━━ Records for the task

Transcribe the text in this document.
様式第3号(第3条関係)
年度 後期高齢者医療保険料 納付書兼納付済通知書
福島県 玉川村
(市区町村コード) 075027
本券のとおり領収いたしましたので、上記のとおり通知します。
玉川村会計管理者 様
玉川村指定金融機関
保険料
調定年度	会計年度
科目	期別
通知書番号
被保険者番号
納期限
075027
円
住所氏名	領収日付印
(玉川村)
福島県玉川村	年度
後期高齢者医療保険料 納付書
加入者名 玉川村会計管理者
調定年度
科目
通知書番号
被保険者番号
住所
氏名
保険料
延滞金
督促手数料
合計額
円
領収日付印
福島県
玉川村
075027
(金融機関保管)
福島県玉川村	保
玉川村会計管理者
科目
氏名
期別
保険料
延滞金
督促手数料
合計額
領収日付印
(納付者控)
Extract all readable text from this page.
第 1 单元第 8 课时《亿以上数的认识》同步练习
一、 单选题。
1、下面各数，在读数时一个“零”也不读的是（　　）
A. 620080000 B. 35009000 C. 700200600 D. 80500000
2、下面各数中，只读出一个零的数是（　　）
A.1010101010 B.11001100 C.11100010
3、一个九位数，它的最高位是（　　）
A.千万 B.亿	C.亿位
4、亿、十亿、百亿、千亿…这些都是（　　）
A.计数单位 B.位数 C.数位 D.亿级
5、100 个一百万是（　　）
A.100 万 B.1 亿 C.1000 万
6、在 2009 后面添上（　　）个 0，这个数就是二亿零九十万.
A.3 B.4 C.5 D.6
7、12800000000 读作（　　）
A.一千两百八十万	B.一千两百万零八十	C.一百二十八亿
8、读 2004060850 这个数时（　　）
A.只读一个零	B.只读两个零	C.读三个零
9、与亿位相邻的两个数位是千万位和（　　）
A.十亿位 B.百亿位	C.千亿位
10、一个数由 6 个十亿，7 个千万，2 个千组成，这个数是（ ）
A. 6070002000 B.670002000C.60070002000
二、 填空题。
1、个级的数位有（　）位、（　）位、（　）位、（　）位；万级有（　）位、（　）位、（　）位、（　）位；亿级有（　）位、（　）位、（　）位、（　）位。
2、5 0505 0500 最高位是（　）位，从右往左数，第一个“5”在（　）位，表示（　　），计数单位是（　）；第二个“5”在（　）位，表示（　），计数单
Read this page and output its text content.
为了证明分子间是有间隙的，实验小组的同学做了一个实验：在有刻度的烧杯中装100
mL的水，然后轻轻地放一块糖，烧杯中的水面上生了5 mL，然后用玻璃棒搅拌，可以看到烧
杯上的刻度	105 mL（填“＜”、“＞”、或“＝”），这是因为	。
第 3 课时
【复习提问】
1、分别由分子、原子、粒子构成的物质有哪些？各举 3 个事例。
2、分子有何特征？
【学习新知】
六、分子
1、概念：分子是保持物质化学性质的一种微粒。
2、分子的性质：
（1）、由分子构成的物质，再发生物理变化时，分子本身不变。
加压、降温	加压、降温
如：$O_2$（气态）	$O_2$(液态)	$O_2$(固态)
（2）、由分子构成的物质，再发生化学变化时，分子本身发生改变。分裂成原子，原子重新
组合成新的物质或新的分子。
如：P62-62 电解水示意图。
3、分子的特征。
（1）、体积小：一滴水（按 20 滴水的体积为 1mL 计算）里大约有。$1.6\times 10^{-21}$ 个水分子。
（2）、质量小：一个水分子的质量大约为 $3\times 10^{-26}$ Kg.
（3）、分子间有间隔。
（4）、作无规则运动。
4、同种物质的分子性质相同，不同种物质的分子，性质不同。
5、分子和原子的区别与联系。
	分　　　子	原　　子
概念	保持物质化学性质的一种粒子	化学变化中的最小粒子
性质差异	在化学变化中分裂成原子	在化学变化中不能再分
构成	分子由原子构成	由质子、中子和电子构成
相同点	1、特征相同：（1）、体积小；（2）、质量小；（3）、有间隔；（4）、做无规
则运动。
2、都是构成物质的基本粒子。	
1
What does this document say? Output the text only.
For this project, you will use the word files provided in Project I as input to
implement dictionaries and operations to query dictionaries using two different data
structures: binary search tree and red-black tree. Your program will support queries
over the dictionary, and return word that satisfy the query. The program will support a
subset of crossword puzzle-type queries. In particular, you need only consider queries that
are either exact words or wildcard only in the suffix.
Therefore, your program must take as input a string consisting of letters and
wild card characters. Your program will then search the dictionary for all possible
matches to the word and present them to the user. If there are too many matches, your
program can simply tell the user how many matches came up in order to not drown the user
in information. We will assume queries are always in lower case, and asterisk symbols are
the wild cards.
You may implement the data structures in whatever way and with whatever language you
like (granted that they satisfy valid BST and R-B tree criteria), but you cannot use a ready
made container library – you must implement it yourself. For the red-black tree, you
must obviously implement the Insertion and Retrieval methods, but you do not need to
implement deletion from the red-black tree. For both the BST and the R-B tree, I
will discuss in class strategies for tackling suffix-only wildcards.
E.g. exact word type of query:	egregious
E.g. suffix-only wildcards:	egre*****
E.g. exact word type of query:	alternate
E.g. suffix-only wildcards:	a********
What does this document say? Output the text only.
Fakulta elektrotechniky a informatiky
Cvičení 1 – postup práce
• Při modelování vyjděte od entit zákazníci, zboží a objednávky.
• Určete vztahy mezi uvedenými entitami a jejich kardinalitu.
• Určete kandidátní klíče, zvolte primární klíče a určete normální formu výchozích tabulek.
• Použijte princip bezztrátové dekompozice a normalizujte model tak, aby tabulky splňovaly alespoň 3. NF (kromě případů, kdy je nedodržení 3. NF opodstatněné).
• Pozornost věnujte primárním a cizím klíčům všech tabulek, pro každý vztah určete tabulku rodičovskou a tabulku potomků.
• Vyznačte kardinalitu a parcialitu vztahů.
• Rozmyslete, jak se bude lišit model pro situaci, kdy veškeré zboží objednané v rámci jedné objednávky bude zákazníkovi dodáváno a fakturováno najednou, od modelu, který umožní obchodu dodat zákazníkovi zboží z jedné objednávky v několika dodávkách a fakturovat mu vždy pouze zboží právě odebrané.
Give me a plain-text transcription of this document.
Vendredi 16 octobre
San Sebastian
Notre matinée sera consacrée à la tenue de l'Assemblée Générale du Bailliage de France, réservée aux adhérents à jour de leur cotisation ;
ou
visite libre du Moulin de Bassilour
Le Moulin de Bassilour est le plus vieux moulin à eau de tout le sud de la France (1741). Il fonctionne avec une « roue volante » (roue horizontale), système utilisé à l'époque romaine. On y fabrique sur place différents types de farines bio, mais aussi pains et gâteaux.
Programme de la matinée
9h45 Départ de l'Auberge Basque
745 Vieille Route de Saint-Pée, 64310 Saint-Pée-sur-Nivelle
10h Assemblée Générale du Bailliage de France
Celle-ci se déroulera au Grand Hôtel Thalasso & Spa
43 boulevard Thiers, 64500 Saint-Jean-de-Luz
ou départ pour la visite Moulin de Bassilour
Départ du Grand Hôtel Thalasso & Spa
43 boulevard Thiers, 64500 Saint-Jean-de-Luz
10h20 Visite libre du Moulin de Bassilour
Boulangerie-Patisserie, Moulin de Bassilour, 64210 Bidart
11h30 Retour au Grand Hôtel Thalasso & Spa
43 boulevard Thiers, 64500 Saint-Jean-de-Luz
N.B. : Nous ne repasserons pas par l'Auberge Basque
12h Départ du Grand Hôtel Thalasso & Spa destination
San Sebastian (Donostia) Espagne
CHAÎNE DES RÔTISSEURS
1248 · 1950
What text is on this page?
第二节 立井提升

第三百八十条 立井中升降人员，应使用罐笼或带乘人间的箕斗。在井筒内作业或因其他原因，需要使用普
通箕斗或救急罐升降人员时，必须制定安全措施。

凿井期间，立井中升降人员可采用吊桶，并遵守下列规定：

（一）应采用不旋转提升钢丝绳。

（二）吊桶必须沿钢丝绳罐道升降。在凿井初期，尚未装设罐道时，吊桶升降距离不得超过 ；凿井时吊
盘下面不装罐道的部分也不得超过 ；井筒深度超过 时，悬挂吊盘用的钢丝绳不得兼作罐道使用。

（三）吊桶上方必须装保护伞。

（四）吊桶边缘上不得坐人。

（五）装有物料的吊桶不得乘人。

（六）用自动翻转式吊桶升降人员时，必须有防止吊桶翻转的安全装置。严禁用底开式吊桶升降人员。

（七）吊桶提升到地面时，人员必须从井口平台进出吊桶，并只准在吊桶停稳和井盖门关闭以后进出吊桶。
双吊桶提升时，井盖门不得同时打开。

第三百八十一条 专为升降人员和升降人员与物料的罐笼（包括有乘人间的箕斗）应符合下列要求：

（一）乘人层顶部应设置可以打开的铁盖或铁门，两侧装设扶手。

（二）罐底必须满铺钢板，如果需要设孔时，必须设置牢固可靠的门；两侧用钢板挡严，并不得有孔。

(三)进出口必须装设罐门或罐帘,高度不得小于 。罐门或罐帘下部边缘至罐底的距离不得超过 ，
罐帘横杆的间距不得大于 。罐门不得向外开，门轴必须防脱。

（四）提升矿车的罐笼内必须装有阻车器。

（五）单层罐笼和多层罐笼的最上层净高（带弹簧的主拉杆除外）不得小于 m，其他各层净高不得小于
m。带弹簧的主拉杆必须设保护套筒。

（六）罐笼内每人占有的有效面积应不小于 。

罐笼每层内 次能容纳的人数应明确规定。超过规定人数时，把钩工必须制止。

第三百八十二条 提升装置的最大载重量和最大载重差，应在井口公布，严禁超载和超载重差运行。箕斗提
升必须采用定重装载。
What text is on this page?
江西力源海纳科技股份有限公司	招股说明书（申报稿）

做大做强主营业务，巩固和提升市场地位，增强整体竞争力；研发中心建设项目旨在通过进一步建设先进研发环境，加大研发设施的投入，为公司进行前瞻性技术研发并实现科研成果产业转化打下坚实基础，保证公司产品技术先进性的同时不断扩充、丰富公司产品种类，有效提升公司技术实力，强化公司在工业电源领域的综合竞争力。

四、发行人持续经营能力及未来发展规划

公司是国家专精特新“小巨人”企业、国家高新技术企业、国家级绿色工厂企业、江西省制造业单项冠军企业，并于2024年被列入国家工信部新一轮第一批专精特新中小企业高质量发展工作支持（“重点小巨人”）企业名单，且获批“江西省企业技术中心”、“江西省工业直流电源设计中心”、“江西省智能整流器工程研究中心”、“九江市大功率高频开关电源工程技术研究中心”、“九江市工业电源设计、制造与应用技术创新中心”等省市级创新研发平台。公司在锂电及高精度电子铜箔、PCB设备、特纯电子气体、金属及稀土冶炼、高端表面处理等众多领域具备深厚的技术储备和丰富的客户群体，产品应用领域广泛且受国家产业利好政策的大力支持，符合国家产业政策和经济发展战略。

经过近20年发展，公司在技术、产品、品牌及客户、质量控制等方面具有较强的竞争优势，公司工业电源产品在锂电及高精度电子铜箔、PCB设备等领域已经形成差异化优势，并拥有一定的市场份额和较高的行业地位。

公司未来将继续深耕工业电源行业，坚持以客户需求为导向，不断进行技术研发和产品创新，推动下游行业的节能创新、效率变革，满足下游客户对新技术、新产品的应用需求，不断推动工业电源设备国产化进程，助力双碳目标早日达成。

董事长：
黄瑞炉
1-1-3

━━━━

◆ Task instructions: Identify every line holding the word "implement" and copy it out.

◆ Written answer:
implement dictionaries and operations to query dictionaries using two different data
You may implement the data structures in whatever way and with whatever language you
made container library – you must implement it yourself. For the red-black tree, you
must obviously implement the Insertion and Retrieval methods, but you do not need to
implement deletion from the red-black tree. For both the BST and the R-B tree, I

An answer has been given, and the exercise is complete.